**What the task asks:** Reproduce exactly the final portion of the data: every line from the one containing "Extract all readable text from this page." through the last line, inclusive.

(Saved entries)
============================================================

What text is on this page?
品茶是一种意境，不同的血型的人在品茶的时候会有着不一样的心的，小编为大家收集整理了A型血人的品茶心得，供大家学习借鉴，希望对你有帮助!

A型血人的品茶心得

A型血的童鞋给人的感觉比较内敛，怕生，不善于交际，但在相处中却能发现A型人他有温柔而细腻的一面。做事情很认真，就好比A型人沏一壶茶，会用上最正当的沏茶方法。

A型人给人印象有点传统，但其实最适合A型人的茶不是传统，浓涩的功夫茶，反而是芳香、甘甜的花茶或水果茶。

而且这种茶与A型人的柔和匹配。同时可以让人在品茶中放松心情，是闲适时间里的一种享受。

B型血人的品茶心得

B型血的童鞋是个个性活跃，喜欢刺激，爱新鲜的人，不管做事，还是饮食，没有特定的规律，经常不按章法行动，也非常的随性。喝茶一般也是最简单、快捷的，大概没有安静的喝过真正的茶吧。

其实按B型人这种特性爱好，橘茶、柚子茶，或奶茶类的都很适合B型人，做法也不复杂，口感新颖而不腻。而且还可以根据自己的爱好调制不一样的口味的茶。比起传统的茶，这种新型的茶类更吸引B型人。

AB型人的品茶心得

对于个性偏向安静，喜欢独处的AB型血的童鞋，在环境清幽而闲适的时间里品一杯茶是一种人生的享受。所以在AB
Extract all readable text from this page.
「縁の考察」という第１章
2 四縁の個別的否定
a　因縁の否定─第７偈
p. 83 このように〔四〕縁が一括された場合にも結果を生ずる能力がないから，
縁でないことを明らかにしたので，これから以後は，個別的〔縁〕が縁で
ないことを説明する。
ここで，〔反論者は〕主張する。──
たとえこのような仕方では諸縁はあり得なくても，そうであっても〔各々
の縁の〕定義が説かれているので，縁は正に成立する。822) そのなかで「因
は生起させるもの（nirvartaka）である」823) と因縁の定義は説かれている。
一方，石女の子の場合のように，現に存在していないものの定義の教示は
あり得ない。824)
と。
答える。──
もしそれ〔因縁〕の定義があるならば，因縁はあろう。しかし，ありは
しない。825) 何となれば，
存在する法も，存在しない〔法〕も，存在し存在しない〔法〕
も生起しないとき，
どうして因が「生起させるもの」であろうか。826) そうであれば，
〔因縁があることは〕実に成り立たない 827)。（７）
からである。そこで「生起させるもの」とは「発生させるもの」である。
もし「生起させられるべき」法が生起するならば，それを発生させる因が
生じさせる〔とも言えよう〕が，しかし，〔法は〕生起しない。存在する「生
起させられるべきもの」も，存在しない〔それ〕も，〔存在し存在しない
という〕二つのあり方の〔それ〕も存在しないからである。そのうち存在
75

============================================================

**Solution to this exercise:**
Extract all readable text from this page.
「縁の考察」という第１章
2 四縁の個別的否定
a　因縁の否定─第７偈
p. 83 このように〔四〕縁が一括された場合にも結果を生ずる能力がないから，
縁でないことを明らかにしたので，これから以後は，個別的〔縁〕が縁で
ないことを説明する。
ここで，〔反論者は〕主張する。──
たとえこのような仕方では諸縁はあり得なくても，そうであっても〔各々
の縁の〕定義が説かれているので，縁は正に成立する。822) そのなかで「因
は生起させるもの（nirvartaka）である」823) と因縁の定義は説かれている。
一方，石女の子の場合のように，現に存在していないものの定義の教示は
あり得ない。824)
と。
答える。──
もしそれ〔因縁〕の定義があるならば，因縁はあろう。しかし，ありは
しない。825) 何となれば，
存在する法も，存在しない〔法〕も，存在し存在しない〔法〕
も生起しないとき，
どうして因が「生起させるもの」であろうか。826) そうであれば，
〔因縁があることは〕実に成り立たない 827)。（７）
からである。そこで「生起させるもの」とは「発生させるもの」である。
もし「生起させられるべき」法が生起するならば，それを発生させる因が
生じさせる〔とも言えよう〕が，しかし，〔法は〕生起しない。存在する「生
起させられるべきもの」も，存在しない〔それ〕も，〔存在し存在しない
という〕二つのあり方の〔それ〕も存在しないからである。そのうち存在
75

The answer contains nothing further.